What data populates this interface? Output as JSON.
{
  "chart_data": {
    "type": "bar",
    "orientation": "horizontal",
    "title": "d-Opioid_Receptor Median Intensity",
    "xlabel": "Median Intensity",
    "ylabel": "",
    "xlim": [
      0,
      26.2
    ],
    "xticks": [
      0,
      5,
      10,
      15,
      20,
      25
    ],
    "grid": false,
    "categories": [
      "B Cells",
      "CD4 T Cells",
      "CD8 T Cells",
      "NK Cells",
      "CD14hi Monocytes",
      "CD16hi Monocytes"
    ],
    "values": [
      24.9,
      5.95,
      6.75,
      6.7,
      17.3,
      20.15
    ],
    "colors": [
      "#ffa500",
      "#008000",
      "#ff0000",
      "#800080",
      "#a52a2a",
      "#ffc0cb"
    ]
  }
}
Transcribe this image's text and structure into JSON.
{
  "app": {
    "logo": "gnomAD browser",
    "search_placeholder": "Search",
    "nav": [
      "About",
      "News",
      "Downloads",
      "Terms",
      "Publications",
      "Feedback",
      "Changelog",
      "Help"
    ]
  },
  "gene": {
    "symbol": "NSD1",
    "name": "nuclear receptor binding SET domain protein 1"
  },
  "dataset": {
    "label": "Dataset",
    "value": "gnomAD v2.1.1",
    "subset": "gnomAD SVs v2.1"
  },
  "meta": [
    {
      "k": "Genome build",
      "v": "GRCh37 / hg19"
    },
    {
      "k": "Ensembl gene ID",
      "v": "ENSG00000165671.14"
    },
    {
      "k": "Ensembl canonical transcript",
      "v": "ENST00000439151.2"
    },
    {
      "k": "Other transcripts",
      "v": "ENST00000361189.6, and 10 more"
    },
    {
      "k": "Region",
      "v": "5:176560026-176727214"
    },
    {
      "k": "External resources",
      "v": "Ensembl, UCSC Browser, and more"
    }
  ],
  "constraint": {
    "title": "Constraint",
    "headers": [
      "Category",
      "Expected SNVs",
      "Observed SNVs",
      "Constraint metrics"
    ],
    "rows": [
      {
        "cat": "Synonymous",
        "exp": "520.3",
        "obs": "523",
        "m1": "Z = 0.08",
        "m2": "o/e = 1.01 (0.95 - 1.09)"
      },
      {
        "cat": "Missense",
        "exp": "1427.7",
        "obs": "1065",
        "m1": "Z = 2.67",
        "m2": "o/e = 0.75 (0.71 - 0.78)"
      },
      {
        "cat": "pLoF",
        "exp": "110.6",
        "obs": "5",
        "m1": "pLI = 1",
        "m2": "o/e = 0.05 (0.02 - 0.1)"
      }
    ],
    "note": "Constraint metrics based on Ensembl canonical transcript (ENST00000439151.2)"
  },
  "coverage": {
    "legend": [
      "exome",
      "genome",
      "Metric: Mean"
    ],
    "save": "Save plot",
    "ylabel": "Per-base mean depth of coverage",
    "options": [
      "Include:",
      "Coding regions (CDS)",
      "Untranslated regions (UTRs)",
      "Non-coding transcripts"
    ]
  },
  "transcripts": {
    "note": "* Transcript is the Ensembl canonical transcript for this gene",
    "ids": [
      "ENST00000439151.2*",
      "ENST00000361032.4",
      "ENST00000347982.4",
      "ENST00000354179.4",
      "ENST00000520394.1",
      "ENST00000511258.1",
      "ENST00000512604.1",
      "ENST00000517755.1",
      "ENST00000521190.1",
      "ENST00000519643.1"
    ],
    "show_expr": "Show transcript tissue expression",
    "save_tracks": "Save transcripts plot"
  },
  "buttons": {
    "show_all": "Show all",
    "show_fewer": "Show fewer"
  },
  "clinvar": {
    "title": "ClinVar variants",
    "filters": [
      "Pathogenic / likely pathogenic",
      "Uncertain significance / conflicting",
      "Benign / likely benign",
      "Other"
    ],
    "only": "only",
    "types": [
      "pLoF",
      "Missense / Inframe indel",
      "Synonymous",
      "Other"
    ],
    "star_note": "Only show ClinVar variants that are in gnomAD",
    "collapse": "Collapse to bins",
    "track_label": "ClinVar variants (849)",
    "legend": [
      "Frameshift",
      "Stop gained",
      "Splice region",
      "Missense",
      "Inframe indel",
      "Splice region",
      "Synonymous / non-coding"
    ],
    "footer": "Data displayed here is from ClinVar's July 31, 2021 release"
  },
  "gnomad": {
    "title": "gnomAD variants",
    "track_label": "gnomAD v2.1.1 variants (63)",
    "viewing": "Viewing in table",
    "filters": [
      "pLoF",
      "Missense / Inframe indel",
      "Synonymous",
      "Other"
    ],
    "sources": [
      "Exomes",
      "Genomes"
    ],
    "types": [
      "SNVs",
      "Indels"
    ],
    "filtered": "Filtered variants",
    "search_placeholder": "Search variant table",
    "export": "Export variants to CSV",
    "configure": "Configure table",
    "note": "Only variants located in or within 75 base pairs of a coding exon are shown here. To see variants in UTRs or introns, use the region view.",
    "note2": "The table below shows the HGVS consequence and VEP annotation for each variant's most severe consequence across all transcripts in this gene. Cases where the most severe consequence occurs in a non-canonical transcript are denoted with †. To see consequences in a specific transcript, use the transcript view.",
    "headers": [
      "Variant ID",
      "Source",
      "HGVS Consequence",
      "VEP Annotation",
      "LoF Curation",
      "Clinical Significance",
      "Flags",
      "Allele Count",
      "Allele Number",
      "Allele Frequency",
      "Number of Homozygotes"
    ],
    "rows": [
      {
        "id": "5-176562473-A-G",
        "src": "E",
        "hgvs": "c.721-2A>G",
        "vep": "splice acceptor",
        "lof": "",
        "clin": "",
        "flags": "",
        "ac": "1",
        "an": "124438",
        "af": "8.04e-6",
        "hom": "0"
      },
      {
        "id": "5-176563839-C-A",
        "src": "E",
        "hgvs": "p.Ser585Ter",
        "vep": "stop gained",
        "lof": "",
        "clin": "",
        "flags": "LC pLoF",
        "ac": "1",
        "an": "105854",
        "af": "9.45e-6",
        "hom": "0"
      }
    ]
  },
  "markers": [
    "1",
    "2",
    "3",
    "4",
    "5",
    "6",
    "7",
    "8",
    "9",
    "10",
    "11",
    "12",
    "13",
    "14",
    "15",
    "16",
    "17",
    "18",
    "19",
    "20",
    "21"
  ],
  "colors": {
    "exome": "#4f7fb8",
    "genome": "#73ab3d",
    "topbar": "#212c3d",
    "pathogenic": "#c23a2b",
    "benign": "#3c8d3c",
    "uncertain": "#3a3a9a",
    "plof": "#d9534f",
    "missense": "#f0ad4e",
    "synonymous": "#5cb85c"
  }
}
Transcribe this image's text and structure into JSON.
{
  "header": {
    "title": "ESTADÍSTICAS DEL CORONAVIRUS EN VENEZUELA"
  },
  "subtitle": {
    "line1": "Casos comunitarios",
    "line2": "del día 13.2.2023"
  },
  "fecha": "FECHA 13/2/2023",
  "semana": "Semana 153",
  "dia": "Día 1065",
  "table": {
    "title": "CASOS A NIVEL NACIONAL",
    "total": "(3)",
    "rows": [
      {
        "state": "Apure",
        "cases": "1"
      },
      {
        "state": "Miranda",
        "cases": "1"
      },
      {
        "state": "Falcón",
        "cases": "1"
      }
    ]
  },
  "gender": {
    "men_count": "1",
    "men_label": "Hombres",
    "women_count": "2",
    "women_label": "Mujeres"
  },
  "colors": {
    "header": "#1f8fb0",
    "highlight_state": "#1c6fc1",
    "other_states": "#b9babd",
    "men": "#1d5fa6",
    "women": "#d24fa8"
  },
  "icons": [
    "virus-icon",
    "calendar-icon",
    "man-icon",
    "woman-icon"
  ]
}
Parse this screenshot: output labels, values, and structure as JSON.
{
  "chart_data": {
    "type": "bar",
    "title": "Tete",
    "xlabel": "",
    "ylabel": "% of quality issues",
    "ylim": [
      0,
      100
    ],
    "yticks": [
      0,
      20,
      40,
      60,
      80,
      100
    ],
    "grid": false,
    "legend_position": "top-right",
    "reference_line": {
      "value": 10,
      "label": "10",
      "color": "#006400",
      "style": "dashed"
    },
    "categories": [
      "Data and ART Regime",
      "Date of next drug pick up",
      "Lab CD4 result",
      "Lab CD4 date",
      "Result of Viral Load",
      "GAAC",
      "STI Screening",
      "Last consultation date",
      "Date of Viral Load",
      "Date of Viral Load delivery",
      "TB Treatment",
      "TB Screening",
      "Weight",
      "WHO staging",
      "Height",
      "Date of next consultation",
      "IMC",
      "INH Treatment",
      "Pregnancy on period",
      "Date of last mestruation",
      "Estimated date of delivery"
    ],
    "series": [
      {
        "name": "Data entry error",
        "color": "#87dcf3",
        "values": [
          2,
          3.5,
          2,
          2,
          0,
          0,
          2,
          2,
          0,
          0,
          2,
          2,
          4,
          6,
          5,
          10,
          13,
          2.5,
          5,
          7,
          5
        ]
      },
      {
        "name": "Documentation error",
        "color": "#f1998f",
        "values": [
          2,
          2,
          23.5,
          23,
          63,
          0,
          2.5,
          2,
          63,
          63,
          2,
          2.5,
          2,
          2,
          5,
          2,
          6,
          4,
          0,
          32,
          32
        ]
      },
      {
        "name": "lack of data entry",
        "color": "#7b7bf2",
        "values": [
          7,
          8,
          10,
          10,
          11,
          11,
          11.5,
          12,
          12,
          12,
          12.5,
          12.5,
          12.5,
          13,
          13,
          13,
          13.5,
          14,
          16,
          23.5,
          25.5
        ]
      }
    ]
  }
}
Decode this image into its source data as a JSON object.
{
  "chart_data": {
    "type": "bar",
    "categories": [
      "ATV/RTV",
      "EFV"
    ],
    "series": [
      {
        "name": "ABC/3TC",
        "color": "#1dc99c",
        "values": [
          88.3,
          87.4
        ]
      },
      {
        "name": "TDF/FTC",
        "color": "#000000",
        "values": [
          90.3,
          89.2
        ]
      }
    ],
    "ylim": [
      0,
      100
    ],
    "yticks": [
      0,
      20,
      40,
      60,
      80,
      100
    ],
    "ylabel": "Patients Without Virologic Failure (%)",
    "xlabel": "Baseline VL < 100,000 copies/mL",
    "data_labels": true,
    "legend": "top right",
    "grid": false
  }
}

==============================

Work instructions:
Every line above that holds the word "transcripts" needs to be copied.

Your response:
      "k": "Other transcripts",
      "Non-coding transcripts"
  "transcripts": {
    "save_tracks": "Save transcripts plot"
    "note2": "The table below shows the HGVS consequence and VEP annotation for each variant's most severe consequence across all transcripts in this gene. Cases where the most severe consequence occurs in a non-canonical transcript are denoted with †. To see consequences in a specific transcript, use the transcript view.",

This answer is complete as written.